◆ **Exercise**
Count how many lines contain "微信公众号" and reply with that number only.

------------------------------------

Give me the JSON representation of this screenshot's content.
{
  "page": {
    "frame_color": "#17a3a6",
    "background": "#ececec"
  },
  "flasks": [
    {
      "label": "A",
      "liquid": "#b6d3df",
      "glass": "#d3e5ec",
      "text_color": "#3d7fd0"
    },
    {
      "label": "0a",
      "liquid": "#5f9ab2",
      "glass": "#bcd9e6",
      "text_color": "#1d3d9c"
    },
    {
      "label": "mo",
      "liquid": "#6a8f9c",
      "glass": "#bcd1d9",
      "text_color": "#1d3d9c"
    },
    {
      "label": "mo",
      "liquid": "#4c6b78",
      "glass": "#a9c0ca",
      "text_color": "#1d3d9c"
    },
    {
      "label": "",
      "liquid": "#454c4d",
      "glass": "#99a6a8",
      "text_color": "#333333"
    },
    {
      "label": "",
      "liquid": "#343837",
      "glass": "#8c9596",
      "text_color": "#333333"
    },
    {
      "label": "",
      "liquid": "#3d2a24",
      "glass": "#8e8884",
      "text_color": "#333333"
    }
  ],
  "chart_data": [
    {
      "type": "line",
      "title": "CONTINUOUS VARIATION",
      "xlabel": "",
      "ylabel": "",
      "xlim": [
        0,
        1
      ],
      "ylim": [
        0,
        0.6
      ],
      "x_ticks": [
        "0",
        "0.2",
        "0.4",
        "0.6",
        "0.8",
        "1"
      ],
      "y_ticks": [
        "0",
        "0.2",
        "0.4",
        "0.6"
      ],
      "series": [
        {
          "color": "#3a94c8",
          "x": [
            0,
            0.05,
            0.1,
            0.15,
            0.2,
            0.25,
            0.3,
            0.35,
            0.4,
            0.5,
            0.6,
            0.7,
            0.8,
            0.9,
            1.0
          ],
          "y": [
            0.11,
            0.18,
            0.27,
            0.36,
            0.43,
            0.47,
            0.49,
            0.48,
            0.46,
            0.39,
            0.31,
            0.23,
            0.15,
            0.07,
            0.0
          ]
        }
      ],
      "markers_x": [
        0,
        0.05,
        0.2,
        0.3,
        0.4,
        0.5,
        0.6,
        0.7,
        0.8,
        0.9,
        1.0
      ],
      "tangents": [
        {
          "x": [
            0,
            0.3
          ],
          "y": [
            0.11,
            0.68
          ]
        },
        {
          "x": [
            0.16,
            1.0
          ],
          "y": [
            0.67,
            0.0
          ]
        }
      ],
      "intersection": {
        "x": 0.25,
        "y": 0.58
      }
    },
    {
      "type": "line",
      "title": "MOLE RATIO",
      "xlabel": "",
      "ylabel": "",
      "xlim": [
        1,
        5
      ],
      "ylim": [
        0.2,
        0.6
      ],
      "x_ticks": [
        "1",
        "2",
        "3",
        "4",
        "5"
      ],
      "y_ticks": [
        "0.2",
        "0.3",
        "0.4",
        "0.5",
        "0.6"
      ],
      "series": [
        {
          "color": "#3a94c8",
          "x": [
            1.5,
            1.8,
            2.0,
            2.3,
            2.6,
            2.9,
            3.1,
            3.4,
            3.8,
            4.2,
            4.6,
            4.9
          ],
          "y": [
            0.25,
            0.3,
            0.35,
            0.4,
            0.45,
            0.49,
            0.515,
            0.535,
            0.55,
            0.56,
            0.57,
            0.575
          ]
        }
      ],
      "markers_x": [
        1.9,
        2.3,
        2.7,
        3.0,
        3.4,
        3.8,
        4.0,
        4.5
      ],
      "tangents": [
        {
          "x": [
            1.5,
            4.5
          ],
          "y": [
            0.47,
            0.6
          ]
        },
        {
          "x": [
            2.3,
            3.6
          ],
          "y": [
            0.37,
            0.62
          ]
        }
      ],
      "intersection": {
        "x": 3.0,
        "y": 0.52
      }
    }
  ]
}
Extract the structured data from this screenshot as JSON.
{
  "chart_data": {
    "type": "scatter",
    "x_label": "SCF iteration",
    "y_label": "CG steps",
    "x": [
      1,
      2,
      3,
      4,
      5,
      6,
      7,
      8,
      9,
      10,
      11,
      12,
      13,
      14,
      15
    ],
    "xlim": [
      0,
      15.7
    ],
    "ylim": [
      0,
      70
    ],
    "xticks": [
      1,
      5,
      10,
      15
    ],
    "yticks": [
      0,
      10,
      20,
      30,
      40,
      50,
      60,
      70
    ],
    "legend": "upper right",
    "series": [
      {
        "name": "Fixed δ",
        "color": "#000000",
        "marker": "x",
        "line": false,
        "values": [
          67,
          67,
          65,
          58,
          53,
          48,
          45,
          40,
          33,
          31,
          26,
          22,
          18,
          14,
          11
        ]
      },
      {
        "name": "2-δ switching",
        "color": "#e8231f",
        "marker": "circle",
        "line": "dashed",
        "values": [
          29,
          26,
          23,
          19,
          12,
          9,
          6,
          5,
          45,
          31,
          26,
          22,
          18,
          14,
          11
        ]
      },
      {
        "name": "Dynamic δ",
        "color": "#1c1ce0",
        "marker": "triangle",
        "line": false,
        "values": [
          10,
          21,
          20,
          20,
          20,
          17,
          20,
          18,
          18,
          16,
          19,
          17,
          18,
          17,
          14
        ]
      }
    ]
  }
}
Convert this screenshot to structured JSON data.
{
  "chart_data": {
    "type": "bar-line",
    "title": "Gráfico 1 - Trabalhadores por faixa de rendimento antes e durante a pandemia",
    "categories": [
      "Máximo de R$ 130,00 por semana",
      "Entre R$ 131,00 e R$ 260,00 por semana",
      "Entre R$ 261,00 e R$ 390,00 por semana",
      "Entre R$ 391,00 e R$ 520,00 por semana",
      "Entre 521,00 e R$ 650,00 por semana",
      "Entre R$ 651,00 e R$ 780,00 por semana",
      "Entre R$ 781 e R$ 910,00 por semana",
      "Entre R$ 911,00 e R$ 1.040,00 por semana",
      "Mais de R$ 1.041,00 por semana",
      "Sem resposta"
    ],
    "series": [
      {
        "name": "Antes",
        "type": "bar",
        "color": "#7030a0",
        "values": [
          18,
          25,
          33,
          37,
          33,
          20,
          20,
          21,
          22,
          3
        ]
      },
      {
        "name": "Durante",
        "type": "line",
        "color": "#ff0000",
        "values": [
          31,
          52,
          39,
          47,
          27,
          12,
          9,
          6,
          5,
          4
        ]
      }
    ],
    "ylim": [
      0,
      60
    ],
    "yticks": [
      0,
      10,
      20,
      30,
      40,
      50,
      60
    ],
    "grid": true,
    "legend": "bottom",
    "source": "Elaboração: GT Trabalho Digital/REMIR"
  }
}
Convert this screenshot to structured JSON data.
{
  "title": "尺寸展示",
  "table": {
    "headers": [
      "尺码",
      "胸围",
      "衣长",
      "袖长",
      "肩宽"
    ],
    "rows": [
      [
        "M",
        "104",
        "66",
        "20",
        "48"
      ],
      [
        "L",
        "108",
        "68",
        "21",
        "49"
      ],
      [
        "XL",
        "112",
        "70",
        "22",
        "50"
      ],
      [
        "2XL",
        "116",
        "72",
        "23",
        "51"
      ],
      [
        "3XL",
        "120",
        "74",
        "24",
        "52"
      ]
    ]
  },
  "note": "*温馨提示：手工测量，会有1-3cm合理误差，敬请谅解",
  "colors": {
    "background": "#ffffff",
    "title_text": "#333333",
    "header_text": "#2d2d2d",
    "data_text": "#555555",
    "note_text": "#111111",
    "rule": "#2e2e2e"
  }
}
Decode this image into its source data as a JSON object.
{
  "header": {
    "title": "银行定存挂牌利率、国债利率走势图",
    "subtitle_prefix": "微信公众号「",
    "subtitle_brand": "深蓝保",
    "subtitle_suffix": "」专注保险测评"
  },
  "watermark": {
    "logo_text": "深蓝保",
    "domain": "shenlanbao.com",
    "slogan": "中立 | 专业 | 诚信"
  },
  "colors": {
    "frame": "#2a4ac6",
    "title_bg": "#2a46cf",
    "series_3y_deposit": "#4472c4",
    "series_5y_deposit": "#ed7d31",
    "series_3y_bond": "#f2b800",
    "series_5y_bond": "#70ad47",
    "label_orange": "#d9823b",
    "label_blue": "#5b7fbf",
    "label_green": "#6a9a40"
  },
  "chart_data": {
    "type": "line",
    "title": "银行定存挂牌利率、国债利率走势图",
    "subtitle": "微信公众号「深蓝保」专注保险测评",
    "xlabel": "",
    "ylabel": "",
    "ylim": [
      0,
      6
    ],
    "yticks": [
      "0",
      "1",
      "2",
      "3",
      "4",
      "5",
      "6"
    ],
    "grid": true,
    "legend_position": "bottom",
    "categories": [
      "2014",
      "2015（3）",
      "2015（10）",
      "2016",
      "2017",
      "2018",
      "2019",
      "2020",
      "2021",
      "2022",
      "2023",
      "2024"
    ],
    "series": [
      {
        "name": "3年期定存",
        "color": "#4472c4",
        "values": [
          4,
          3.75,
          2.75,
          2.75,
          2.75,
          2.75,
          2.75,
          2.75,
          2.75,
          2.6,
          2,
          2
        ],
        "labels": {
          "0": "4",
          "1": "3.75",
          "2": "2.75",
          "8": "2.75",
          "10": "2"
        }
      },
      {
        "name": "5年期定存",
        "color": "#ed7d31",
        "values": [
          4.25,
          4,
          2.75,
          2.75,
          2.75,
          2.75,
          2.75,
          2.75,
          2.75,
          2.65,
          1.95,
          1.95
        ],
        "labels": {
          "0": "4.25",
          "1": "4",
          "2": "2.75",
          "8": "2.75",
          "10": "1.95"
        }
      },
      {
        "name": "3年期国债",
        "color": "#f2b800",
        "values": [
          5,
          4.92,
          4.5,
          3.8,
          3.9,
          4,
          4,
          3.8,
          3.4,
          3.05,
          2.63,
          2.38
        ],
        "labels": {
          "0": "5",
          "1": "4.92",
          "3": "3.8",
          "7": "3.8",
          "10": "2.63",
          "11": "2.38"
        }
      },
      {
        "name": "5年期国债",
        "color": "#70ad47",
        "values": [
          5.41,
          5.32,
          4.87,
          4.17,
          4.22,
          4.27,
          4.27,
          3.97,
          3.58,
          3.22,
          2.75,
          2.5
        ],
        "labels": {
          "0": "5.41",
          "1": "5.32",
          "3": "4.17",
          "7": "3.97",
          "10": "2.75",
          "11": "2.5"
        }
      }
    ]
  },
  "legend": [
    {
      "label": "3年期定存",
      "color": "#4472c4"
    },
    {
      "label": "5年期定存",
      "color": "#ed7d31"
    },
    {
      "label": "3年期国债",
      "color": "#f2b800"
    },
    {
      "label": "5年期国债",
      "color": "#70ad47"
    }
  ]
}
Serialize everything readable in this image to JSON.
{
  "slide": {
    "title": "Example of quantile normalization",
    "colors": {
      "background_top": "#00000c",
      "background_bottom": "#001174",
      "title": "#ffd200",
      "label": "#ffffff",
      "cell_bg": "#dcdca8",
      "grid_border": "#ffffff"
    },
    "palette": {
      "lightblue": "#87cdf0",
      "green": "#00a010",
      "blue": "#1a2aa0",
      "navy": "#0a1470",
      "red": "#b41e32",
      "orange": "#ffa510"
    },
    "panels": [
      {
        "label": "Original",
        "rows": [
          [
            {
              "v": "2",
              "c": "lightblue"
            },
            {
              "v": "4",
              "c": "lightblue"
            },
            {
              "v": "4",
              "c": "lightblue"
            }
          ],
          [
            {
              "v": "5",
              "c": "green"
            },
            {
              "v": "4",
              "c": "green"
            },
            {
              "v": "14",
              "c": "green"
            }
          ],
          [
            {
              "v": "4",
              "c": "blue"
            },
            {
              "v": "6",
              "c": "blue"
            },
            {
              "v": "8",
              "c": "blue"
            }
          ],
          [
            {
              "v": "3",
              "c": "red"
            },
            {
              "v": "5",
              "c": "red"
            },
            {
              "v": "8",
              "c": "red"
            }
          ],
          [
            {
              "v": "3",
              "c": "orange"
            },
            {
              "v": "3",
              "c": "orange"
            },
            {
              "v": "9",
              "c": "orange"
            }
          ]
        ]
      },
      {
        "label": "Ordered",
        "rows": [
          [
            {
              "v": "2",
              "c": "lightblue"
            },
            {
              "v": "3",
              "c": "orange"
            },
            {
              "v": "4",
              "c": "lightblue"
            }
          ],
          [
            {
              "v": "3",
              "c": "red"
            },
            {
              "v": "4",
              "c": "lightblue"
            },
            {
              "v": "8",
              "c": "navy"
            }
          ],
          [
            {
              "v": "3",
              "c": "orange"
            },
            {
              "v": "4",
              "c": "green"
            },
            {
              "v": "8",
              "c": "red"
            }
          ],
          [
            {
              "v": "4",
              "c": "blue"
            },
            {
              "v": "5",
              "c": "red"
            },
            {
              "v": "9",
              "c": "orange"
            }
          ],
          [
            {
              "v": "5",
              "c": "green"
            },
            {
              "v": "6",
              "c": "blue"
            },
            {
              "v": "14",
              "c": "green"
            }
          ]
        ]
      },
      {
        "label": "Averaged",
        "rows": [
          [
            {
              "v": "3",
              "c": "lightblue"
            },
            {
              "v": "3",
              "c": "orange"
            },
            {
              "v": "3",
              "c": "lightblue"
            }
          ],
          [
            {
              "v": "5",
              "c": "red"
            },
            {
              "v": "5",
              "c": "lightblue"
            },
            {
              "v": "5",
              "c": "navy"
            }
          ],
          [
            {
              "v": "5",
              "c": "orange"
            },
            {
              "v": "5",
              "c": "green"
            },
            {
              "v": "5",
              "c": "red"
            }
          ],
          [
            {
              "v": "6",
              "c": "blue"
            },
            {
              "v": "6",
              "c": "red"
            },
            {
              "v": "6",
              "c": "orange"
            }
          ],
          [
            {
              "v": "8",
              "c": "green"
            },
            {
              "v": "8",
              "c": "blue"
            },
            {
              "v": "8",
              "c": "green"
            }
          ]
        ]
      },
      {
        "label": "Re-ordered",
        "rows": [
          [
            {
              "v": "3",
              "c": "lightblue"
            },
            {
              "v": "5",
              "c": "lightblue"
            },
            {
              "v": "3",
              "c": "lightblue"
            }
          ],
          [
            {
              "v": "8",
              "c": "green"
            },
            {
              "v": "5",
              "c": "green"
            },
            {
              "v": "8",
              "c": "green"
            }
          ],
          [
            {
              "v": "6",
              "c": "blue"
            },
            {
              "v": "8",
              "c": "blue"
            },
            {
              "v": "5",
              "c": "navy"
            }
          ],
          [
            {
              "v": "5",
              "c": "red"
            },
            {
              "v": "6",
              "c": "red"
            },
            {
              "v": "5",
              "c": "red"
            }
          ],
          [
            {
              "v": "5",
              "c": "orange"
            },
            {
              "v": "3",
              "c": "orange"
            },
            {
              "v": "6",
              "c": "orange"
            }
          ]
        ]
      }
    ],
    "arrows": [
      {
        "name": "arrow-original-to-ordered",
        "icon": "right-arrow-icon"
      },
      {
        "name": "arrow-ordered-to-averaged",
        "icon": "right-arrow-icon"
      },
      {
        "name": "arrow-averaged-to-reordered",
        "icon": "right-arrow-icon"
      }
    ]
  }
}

------------------------------------

◆ **Expected answer**
2